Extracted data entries
::::::::
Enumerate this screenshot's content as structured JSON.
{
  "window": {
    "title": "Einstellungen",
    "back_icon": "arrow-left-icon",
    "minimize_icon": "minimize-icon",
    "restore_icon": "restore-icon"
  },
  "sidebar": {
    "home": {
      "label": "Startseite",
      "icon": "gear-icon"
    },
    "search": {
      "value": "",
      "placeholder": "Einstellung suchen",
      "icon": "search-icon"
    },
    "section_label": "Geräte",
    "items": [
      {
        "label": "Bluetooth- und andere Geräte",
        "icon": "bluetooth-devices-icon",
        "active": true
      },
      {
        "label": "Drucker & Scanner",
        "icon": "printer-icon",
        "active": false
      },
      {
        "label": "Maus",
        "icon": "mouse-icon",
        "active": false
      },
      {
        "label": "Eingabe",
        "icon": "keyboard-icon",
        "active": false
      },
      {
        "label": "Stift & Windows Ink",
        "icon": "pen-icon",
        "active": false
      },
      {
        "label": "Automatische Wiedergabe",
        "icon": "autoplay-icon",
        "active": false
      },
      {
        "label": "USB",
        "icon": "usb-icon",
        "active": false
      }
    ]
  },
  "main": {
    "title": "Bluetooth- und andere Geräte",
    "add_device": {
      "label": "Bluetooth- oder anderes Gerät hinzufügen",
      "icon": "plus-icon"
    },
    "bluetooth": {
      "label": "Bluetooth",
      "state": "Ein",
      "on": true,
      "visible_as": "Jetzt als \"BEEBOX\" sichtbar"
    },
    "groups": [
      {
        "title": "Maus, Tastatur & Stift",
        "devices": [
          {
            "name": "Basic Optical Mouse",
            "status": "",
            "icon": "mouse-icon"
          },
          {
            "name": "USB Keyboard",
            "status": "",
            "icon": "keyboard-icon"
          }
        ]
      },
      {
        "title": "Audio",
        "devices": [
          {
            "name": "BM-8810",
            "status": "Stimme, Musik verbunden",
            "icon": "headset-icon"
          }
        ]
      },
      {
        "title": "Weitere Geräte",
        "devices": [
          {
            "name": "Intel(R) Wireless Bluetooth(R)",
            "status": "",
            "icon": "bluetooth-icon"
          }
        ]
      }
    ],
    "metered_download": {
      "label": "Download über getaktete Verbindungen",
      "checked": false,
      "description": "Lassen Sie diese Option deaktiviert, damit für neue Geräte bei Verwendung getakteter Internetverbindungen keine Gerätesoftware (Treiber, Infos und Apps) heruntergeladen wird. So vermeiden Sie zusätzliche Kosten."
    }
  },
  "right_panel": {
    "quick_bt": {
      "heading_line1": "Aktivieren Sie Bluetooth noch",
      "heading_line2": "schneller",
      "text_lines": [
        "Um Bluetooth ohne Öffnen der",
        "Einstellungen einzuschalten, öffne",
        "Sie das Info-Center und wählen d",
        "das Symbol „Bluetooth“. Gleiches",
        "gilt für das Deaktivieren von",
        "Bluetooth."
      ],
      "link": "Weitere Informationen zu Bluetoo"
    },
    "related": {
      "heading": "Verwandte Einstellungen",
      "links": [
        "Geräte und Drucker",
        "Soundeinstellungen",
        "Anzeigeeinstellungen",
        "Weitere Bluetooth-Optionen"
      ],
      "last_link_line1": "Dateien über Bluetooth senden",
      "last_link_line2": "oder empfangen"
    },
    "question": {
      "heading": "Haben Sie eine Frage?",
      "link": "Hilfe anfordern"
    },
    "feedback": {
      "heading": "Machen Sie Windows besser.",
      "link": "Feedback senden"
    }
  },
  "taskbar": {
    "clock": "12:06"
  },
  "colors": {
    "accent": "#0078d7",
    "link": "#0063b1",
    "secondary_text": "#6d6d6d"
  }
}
::::::::
■ Aim
Pick out the lines containing the word "senden" and show them.

■ Problem solution
      "last_link_line1": "Dateien über Bluetooth senden",
      "link": "Feedback senden"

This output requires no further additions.